> Problem details
Give the number of lines that include the word "icon", and nothing else.

Dataset items
* start *
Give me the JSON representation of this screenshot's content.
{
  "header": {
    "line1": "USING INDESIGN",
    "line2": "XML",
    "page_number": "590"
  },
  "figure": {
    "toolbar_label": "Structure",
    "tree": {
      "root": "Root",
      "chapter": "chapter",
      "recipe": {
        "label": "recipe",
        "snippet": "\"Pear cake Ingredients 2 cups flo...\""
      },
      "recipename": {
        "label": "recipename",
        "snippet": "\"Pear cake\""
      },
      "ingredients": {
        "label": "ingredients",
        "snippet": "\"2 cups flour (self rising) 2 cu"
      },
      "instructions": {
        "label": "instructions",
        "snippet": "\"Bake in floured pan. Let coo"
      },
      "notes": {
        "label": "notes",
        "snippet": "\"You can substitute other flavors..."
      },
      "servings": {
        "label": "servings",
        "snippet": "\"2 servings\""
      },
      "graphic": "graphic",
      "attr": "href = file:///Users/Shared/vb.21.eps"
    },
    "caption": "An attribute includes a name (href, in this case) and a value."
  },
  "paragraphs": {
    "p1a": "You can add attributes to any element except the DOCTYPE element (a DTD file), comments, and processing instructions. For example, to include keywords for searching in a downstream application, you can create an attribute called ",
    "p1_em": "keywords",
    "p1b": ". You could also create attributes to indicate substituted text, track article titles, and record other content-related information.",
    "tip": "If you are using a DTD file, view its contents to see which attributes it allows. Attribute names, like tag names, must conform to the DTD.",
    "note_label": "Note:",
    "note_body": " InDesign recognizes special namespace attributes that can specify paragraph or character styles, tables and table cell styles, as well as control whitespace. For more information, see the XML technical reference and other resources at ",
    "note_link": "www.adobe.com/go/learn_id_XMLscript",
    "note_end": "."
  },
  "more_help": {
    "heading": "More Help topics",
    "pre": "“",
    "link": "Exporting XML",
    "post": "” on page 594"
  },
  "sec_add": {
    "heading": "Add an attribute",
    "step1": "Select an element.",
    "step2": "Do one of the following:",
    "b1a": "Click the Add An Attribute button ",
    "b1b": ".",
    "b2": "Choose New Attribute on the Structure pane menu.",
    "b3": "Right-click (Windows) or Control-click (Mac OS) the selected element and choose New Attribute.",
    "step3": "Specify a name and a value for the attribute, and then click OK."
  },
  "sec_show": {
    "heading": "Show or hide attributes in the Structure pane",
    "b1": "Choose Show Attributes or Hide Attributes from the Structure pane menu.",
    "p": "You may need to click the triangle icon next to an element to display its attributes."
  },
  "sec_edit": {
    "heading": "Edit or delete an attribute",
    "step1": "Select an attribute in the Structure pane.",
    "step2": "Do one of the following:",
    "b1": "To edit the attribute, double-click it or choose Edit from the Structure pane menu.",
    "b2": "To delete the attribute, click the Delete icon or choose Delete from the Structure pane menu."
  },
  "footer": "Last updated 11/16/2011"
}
* end *
> Response to the exercise
2